**Chart and figure data**.
<<<<
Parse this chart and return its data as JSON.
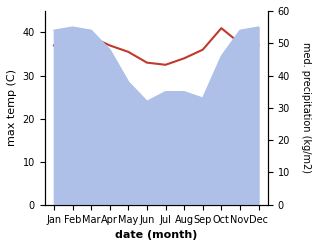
{
  "months": [
    "Jan",
    "Feb",
    "Mar",
    "Apr",
    "May",
    "Jun",
    "Jul",
    "Aug",
    "Sep",
    "Oct",
    "Nov",
    "Dec"
  ],
  "precipitation": [
    54,
    55,
    54,
    48,
    38,
    32,
    35,
    35,
    33,
    46,
    54,
    55
  ],
  "max_temp": [
    37,
    37,
    39,
    37,
    35.5,
    33,
    32.5,
    34,
    36,
    41,
    37.5,
    37
  ],
  "xlabel": "date (month)",
  "ylabel_left": "max temp (C)",
  "ylabel_right": "med. precipitation (kg/m2)",
  "ylim_left": [
    0,
    45
  ],
  "ylim_right": [
    0,
    60
  ],
  "yticks_left": [
    0,
    10,
    20,
    30,
    40
  ],
  "yticks_right": [
    0,
    10,
    20,
    30,
    40,
    50,
    60
  ],
  "precip_color": "#afc0e8",
  "temp_color": "#c0392b",
  "bg_color": "#ffffff"
}
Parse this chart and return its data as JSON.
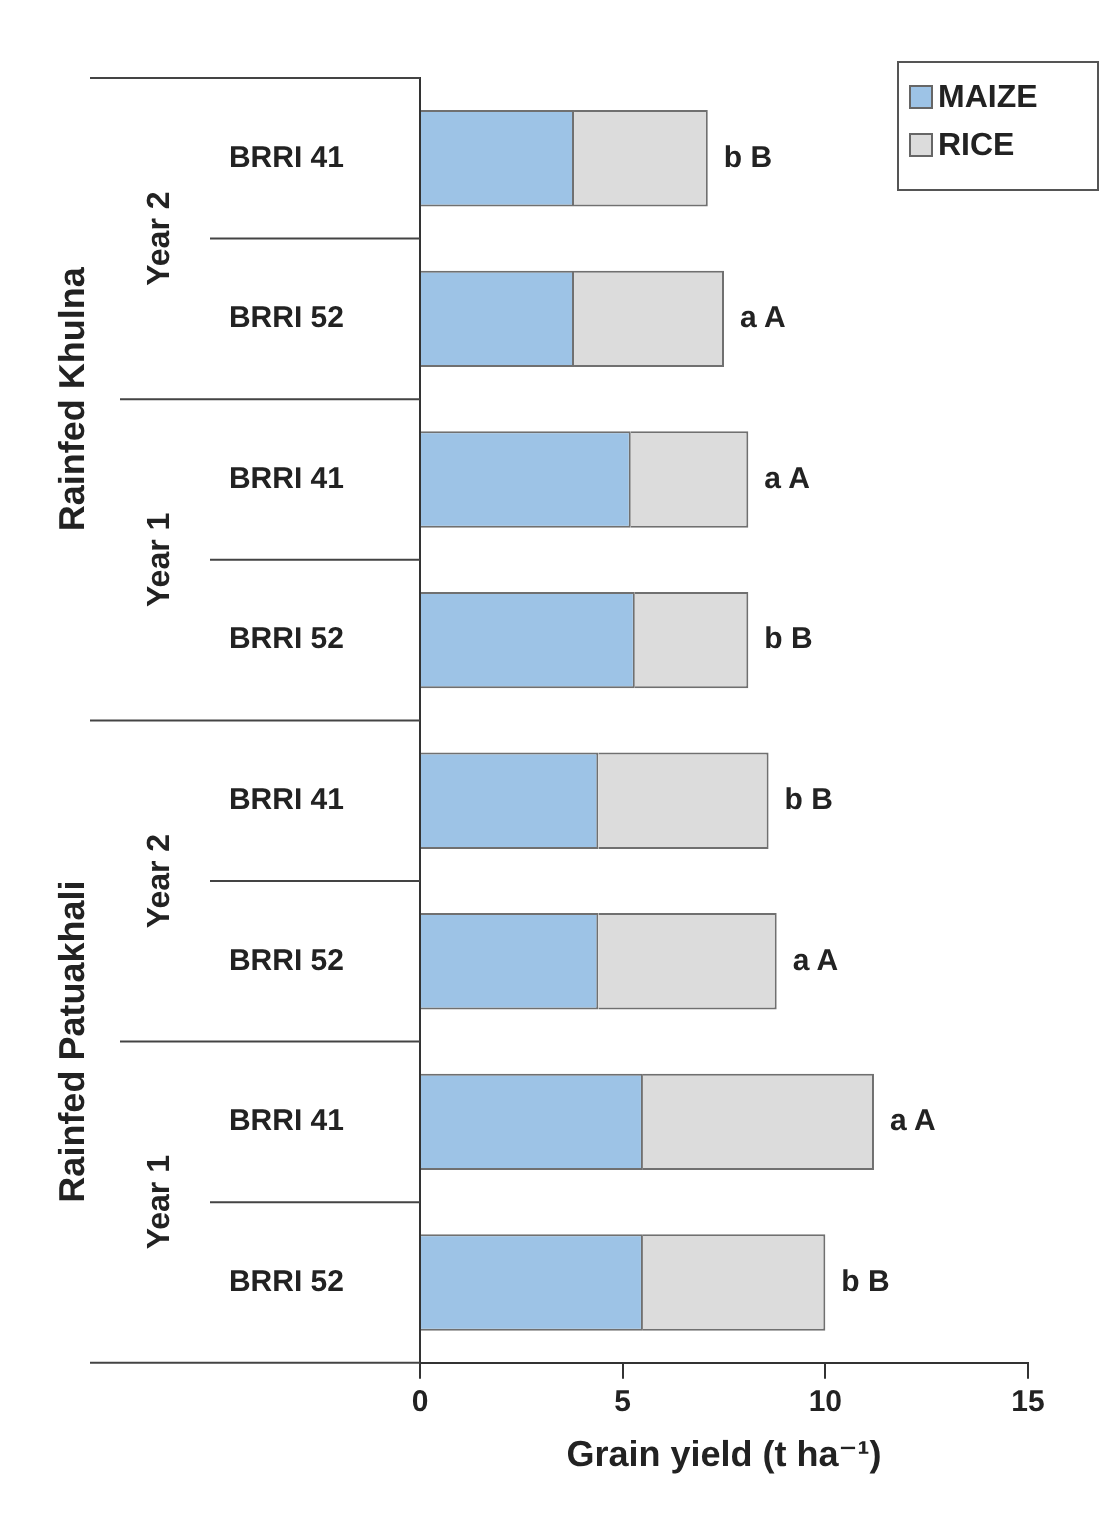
>>>>
**Task brief**. Set down the material above as is, without any pictures.

**Expected output**.
Parse this chart and return its data as JSON.
{
  "months": [
    "Jan",
    "Feb",
    "Mar",
    "Apr",
    "May",
    "Jun",
    "Jul",
    "Aug",
    "Sep",
    "Oct",
    "Nov",
    "Dec"
  ],
  "precipitation": [
    54,
    55,
    54,
    48,
    38,
    32,
    35,
    35,
    33,
    46,
    54,
    55
  ],
  "max_temp": [
    37,
    37,
    39,
    37,
    35.5,
    33,
    32.5,
    34,
    36,
    41,
    37.5,
    37
  ],
  "xlabel": "date (month)",
  "ylabel_left": "max temp (C)",
  "ylabel_right": "med. precipitation (kg/m2)",
  "ylim_left": [
    0,
    45
  ],
  "ylim_right": [
    0,
    60
  ],
  "yticks_left": [
    0,
    10,
    20,
    30,
    40
  ],
  "yticks_right": [
    0,
    10,
    20,
    30,
    40,
    50,
    60
  ],
  "precip_color": "#afc0e8",
  "temp_color": "#c0392b",
  "bg_color": "#ffffff"
}
Parse this chart and return its data as JSON.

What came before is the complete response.